## [RECORDS FOR THE TASK]

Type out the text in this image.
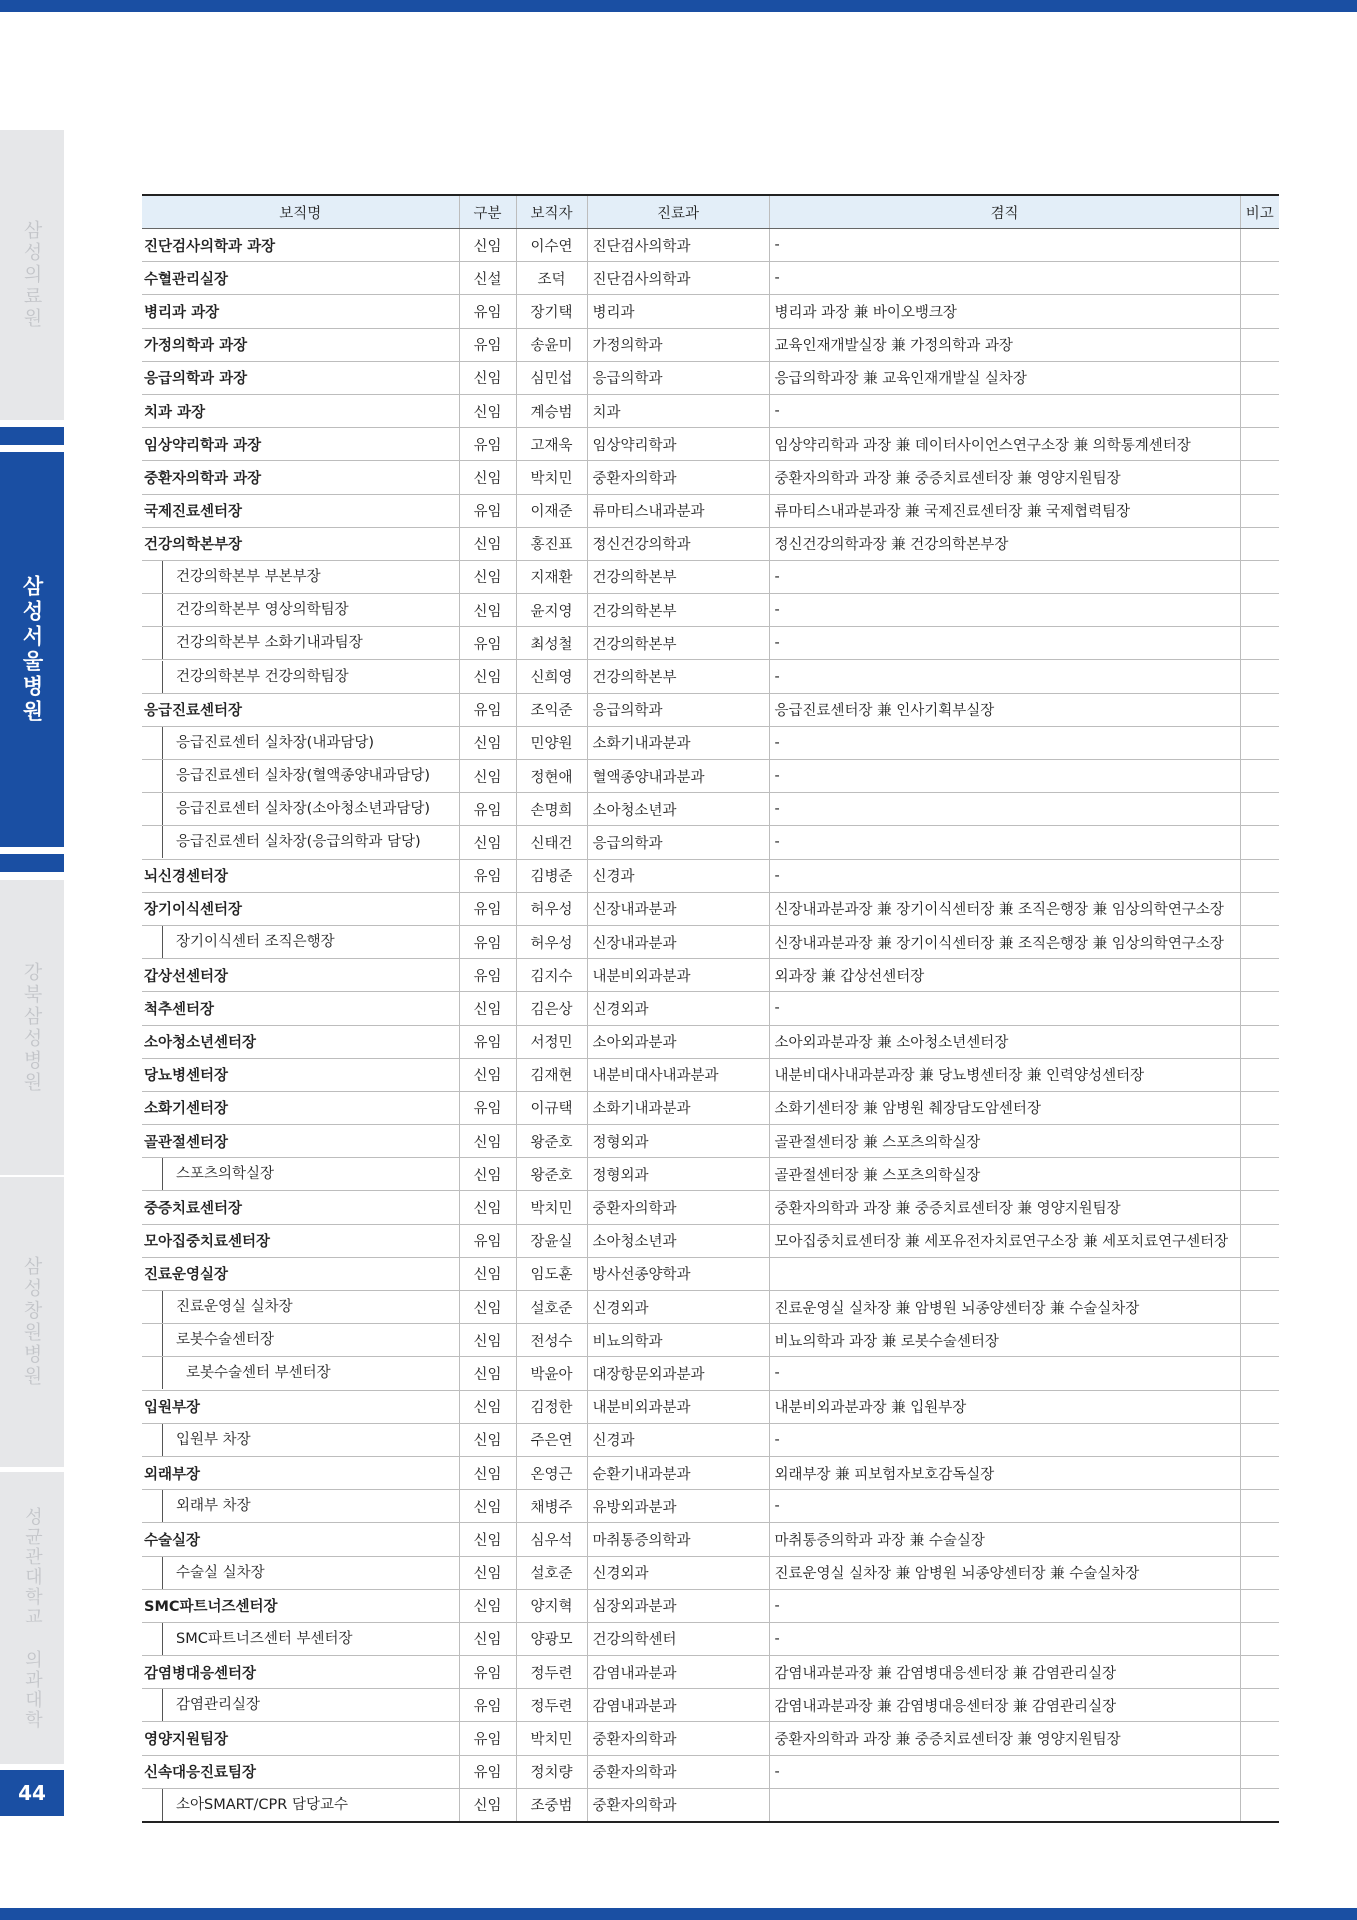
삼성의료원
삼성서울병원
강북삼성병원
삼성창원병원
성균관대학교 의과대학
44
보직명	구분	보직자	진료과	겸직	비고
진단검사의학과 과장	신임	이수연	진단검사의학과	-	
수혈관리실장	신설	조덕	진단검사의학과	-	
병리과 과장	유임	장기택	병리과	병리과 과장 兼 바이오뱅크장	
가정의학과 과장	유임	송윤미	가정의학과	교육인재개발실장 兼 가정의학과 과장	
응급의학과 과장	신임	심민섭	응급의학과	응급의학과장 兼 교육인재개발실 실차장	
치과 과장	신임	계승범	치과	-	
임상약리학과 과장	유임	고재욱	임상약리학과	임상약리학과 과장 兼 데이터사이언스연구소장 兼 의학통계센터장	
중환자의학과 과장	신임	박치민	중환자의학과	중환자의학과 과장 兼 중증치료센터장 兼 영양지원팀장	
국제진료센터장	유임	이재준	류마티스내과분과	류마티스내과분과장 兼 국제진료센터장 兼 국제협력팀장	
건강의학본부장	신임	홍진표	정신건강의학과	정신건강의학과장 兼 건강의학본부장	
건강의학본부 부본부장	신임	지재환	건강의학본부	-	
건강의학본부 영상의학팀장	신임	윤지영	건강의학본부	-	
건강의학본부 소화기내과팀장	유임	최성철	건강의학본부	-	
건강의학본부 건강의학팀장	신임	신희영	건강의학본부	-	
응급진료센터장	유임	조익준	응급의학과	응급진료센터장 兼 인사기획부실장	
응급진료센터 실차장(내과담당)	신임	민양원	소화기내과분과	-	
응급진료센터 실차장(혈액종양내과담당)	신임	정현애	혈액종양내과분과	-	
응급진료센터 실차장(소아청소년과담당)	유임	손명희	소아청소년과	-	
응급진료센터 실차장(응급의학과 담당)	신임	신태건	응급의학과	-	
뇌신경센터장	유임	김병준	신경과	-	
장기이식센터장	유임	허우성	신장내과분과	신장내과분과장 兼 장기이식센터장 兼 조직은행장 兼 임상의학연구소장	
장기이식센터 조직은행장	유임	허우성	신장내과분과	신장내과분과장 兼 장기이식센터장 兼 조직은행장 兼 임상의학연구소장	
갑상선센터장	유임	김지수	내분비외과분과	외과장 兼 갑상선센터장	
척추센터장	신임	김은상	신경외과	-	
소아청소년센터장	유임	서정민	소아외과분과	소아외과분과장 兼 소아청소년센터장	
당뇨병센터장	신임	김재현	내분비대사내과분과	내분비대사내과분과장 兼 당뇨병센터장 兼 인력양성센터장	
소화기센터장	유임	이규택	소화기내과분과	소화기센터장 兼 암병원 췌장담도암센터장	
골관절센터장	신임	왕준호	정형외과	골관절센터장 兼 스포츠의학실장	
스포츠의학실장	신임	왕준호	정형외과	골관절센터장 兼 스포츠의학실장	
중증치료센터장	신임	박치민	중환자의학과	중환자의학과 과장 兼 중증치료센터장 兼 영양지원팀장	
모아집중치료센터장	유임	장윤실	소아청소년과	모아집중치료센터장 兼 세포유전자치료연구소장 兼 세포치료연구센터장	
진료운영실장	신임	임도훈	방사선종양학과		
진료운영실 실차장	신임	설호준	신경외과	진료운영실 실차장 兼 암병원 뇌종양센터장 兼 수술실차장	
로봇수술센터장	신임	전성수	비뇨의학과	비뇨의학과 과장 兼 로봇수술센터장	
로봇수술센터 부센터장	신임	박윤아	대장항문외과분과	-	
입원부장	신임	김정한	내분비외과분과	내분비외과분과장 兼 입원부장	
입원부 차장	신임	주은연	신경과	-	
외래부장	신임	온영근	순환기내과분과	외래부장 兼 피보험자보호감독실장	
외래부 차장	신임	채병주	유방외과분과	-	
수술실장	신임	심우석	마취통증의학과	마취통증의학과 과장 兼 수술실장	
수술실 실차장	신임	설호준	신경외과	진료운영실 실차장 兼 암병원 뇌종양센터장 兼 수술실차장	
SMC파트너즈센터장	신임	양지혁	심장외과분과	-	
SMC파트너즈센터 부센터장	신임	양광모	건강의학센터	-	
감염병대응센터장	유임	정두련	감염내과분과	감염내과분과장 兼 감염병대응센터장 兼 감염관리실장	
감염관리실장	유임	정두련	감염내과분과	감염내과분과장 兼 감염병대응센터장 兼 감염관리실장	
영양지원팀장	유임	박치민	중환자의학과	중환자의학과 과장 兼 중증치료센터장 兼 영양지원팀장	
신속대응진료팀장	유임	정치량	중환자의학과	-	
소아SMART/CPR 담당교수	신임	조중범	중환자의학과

* * *

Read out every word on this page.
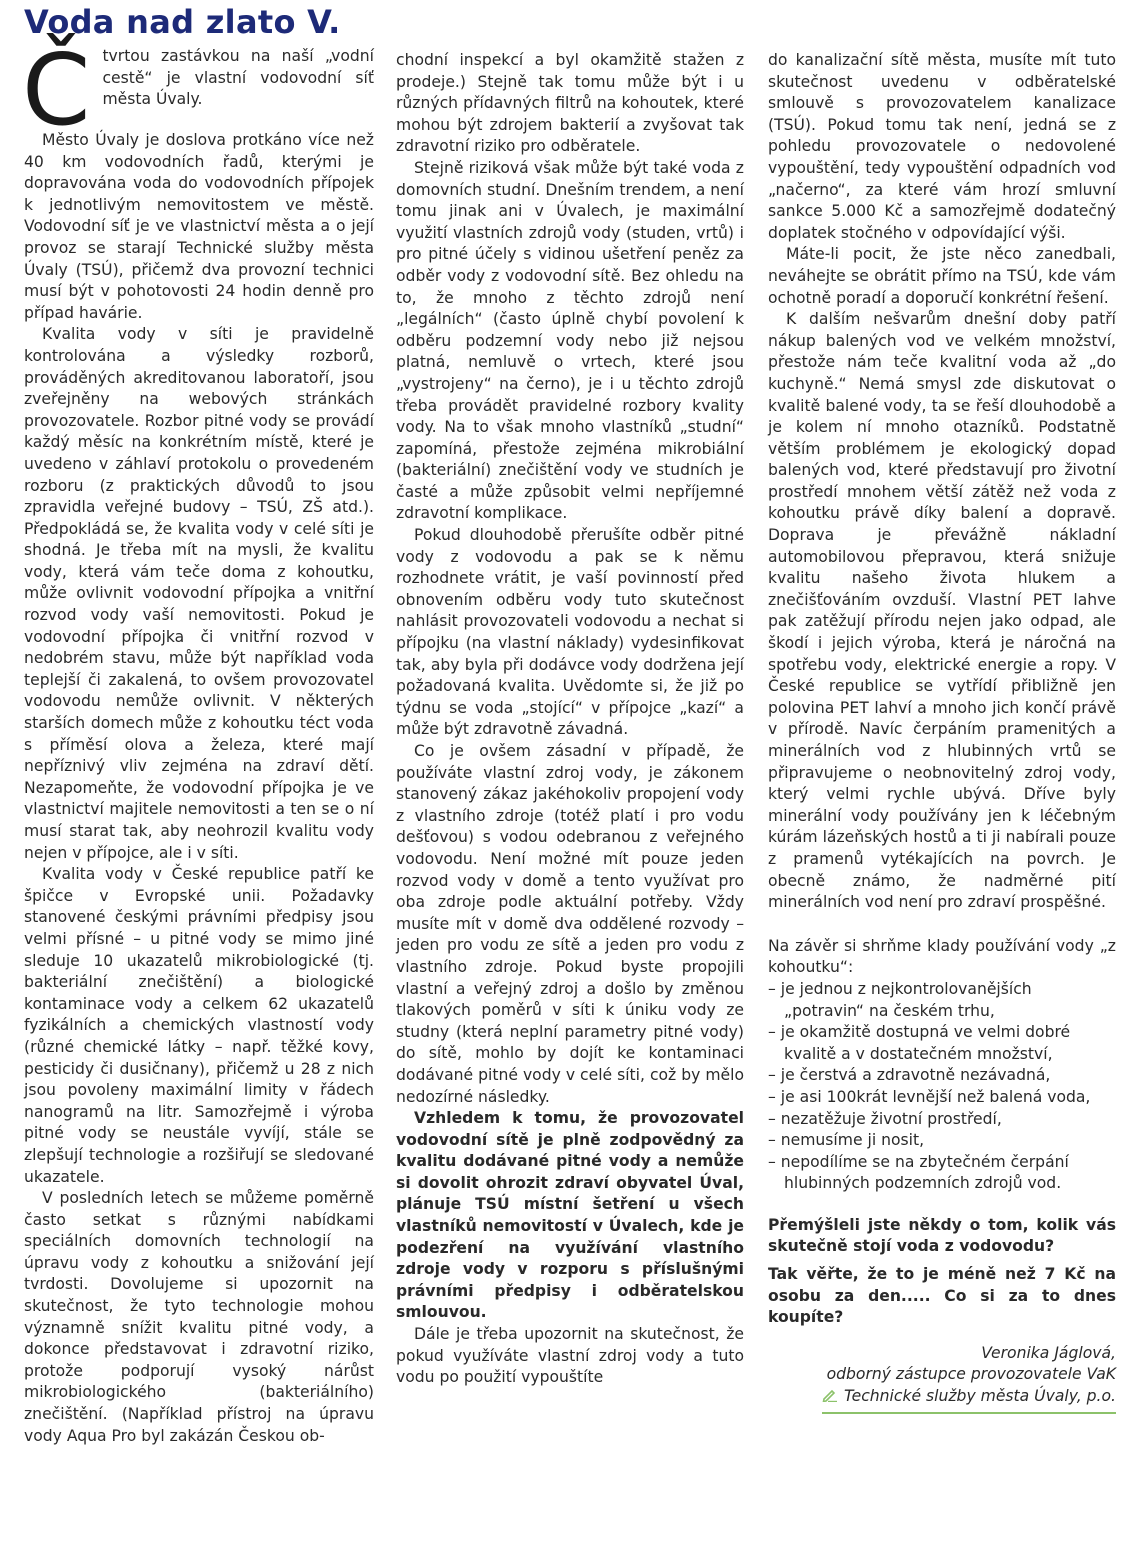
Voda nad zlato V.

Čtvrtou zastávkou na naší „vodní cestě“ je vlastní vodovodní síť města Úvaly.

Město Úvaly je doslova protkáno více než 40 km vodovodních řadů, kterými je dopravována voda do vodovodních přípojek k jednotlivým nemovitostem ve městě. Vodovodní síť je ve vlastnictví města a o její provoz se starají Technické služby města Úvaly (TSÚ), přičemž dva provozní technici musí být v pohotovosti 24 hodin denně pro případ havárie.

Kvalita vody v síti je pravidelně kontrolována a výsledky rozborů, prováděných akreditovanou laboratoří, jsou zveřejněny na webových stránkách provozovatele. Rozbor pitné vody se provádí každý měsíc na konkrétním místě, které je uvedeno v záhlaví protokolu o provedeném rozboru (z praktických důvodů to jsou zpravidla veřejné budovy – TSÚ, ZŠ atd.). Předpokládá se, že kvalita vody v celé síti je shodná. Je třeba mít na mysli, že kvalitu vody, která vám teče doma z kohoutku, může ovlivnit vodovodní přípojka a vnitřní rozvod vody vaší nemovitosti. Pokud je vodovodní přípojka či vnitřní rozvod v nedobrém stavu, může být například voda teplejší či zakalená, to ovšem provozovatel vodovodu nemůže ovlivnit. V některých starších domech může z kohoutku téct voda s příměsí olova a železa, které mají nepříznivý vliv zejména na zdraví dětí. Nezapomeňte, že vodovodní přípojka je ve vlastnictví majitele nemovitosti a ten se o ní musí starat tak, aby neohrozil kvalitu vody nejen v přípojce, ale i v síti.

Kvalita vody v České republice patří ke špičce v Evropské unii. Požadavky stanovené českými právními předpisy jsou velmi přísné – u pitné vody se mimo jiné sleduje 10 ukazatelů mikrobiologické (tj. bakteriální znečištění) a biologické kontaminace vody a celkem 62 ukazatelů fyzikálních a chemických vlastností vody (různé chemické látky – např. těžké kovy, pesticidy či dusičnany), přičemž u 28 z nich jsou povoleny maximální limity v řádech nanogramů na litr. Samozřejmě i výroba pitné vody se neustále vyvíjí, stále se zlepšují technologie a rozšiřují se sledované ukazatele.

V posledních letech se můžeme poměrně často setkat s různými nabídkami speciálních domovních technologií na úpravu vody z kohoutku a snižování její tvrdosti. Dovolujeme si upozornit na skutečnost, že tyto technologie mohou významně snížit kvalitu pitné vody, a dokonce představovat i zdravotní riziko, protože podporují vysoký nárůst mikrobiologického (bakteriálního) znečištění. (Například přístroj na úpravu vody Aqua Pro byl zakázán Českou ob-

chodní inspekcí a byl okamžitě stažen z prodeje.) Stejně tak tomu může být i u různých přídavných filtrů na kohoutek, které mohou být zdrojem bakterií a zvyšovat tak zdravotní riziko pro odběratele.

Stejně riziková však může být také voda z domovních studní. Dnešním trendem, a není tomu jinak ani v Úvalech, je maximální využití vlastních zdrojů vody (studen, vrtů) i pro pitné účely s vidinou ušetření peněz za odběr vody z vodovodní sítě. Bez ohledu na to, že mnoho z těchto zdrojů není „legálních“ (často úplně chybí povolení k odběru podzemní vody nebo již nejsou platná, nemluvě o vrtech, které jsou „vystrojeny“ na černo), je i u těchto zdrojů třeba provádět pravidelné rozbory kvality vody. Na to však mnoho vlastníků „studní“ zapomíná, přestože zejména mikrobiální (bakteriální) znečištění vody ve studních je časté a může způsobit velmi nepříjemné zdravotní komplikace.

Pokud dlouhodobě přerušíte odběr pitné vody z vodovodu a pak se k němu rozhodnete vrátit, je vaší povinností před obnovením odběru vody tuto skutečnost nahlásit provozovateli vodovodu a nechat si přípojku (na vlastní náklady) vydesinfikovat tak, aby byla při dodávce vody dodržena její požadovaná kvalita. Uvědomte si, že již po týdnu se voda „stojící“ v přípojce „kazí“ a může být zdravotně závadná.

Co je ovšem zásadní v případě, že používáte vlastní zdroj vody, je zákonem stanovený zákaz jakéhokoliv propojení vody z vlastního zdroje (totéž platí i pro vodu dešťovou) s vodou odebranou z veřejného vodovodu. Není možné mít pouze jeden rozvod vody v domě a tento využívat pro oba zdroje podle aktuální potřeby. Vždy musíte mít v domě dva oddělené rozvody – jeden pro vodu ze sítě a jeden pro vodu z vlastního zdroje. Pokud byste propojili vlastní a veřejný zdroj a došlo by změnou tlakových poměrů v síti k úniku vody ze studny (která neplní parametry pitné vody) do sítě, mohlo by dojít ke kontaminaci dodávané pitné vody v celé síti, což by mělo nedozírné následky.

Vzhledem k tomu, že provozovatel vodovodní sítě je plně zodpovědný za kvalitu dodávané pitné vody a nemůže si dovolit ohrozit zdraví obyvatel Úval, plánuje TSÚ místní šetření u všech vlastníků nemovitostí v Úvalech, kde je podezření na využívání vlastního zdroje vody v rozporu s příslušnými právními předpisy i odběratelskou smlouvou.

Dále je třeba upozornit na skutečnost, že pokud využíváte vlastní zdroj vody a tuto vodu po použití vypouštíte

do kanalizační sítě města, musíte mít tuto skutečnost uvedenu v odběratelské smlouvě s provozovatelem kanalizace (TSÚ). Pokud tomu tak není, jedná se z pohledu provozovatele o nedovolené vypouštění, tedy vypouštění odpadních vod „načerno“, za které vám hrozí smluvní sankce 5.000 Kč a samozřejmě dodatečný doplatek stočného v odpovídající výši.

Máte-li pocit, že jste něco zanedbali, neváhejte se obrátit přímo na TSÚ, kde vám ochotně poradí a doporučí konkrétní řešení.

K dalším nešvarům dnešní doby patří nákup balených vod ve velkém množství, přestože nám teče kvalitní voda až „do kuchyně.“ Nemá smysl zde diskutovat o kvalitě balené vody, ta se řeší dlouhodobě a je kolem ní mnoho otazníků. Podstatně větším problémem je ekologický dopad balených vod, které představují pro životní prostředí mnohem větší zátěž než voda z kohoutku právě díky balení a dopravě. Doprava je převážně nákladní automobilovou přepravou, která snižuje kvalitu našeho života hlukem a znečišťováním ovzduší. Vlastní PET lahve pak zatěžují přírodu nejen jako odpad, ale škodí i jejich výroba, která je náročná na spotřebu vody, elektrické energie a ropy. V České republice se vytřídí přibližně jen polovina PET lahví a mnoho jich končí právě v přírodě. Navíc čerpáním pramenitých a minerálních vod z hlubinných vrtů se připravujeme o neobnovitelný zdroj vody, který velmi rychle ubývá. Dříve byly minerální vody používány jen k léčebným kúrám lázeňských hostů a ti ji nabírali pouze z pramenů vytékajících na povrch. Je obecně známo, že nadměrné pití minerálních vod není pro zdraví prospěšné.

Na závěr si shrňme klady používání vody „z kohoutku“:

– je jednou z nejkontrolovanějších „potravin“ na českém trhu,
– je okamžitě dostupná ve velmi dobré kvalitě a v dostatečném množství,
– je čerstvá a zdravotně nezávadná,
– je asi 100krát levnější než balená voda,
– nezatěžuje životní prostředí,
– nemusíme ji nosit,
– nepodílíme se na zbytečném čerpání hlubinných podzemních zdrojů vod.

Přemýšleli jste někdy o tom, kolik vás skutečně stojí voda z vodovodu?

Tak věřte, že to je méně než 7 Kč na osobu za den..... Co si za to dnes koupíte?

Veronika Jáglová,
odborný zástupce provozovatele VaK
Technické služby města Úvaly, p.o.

## [WORK TO DO]
Make a copy of each line that contains the string "내분비외과분과".

## [SOLUTION TO THE EXERCISE]
갑상선센터장	유임	김지수	내분비외과분과	외과장 兼 갑상선센터장	
입원부장	신임	김정한	내분비외과분과	내분비외과분과장 兼 입원부장	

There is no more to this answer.